[PROBLEM STATEMENT] Copy every line in the records below that contains the word "Leistungen".

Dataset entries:

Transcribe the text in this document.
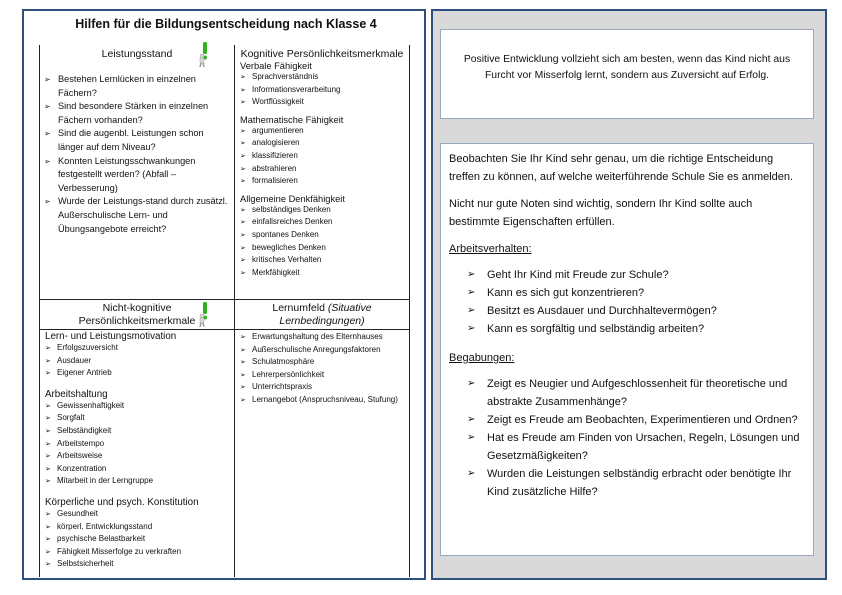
Hilfen für die Bildungsentscheidung nach Klasse 4
Leistungsstand
➢ Bestehen Lernlücken in einzelnen Fächern?
➢ Sind besondere Stärken in einzelnen Fächern vorhanden?
➢ Sind die augenbl. Leistungen schon länger auf dem Niveau?
➢ Konnten Leistungsschwankungen festgestellt werden? (Abfall – Verbesserung)
➢ Wurde der Leistungs-stand durch zusätzl. Außerschulische Lern- und Übungsangebote erreicht?
Kognitive Persönlichkeitsmerkmale
Verbale Fähigkeit
➢ Sprachverständnis
➢ Informationsverarbeitung
➢ Wortflüssigkeit
Mathematische Fähigkeit
➢ argumentieren
➢ analogisieren
➢ klassifizieren
➢ abstrahieren
➢ formalisieren
Allgemeine Denkfähigkeit
➢ selbständiges Denken
➢ einfallsreiches Denken
➢ spontanes Denken
➢ bewegliches Denken
➢ kritisches Verhalten
➢ Merkfähigkeit
Nicht-kognitive
Persönlichkeitsmerkmale
Lern- und Leistungsmotivation
➢ Erfolgszuversicht
➢ Ausdauer
➢ Eigener Antrieb
Arbeitshaltung
➢ Gewissenhaftigkeit
➢ Sorgfalt
➢ Selbständigkeit
➢ Arbeitstempo
➢ Arbeitsweise
➢ Konzentration
➢ Mitarbeit in der Lerngruppe
Körperliche und psych. Konstitution
➢ Gesundheit
➢ körperl. Entwicklungsstand
➢ psychische Belastbarkeit
➢ Fähigkeit Misserfolge zu verkraften
➢ Selbstsicherheit
Lernumfeld (Situative Lernbedingungen)
➢ Erwartungshaltung des Elternhauses
➢ Außerschulische Anregungsfaktoren
➢ Schulatmosphäre
➢ Lehrerpersönlichkeit
➢ Unterrichtspraxis
➢ Lernangebot (Anspruchsniveau, Stufung)
Positive Entwicklung vollzieht sich am besten, wenn das Kind nicht aus Furcht vor Misserfolg lernt, sondern aus Zuversicht auf Erfolg.

Beobachten Sie Ihr Kind sehr genau, um die richtige Entscheidung treffen zu können, auf welche weiterführende Schule Sie es anmelden.

Nicht nur gute Noten sind wichtig, sondern Ihr Kind sollte auch bestimmte Eigenschaften erfüllen.

Arbeitsverhalten:

➢ Geht Ihr Kind mit Freude zur Schule?
➢ Kann es sich gut konzentrieren?
➢ Besitzt es Ausdauer und Durchhaltevermögen?
➢ Kann es sorgfältig und selbständig arbeiten?

Begabungen:

➢ Zeigt es Neugier und Aufgeschlossenheit für theoretische und abstrakte Zusammenhänge?
➢ Zeigt es Freude am Beobachten, Experimentieren und Ordnen?
➢ Hat es Freude am Finden von Ursachen, Regeln, Lösungen und Gesetzmäßigkeiten?
➢ Wurden die Leistungen selbständig erbracht oder benötigte Ihr Kind zusätzliche Hilfe?
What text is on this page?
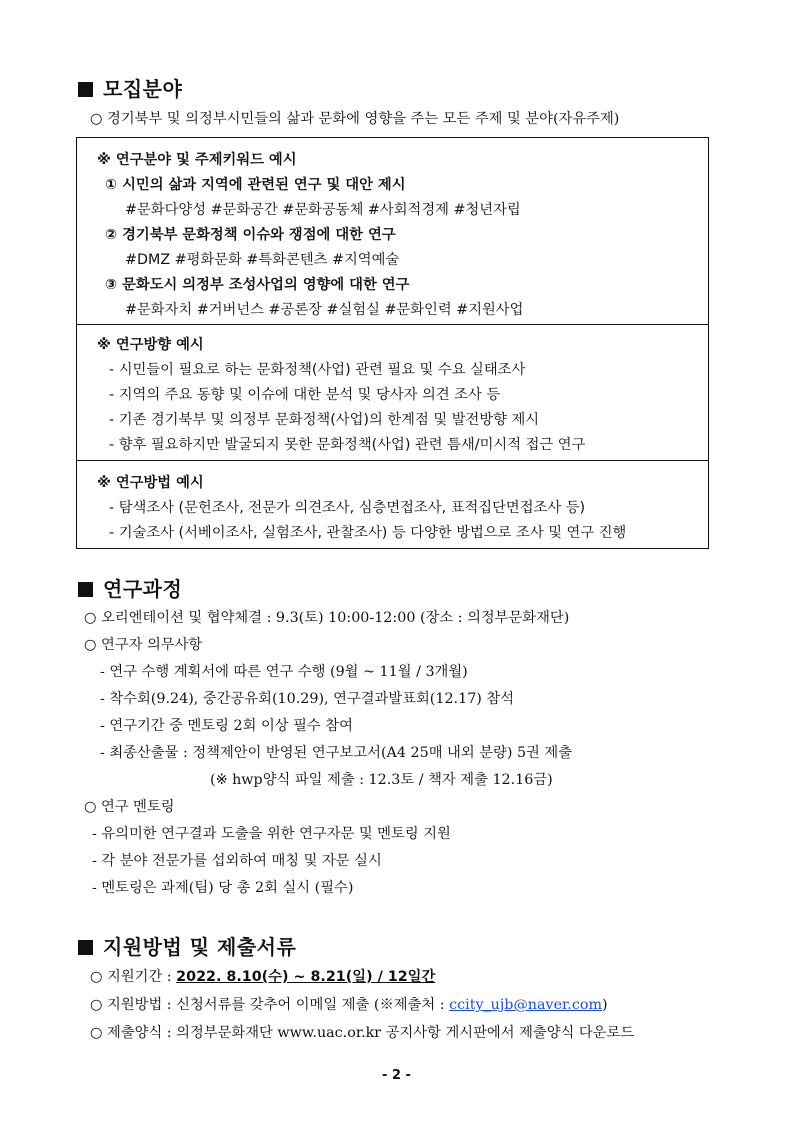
모집분야
○ 경기북부 및 의정부시민들의 삶과 문화에 영향을 주는 모든 주제 및 분야(자유주제)
※ 연구분야 및 주제키워드 예시
① 시민의 삶과 지역에 관련된 연구 및 대안 제시
#문화다양성 #문화공간 #문화공동체 #사회적경제 #청년자립
② 경기북부 문화정책 이슈와 쟁점에 대한 연구
#DMZ #평화문화 #특화콘텐츠 #지역예술
③ 문화도시 의정부 조성사업의 영향에 대한 연구
#문화자치 #거버넌스 #공론장 #실험실 #문화인력 #지원사업
※ 연구방향 예시
- 시민들이 필요로 하는 문화정책(사업) 관련 필요 및 수요 실태조사
- 지역의 주요 동향 및 이슈에 대한 분석 및 당사자 의견 조사 등
- 기존 경기북부 및 의정부 문화정책(사업)의 한계점 및 발전방향 제시
- 향후 필요하지만 발굴되지 못한 문화정책(사업) 관련 틈새/미시적 접근 연구
※ 연구방법 예시
- 탐색조사 (문헌조사, 전문가 의견조사, 심층면접조사, 표적집단면접조사 등)
- 기술조사 (서베이조사, 실험조사, 관찰조사) 등 다양한 방법으로 조사 및 연구 진행
연구과정
○ 오리엔테이션 및 협약체결 : 9.3(토) 10:00-12:00 (장소 : 의정부문화재단)
○ 연구자 의무사항
- 연구 수행 계획서에 따른 연구 수행 (9월 ~ 11월 / 3개월)
- 착수회(9.24), 중간공유회(10.29), 연구결과발표회(12.17) 참석
- 연구기간 중 멘토링 2회 이상 필수 참여
- 최종산출물 : 정책제안이 반영된 연구보고서(A4 25매 내외 분량) 5권 제출
(※ hwp양식 파일 제출 : 12.3토 / 책자 제출 12.16금)
○ 연구 멘토링
- 유의미한 연구결과 도출을 위한 연구자문 및 멘토링 지원
- 각 분야 전문가를 섭외하여 매칭 및 자문 실시
- 멘토링은 과제(팀) 당 총 2회 실시 (필수)
지원방법 및 제출서류
○ 지원기간 : 2022. 8.10(수) ~ 8.21(일) / 12일간
○ 지원방법 : 신청서류를 갖추어 이메일 제출 (※제출처 : ccity_ujb@naver.com)
○ 제출양식 : 의정부문화재단 www.uac.or.kr 공지사항 게시판에서 제출양식 다운로드
- 2 -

[RESULT FOR THIS TASK]
➢ Sind die augenbl. Leistungen schon länger auf dem Niveau?
➢ Wurden die Leistungen selbständig erbracht oder benötigte Ihr Kind zusätzliche Hilfe?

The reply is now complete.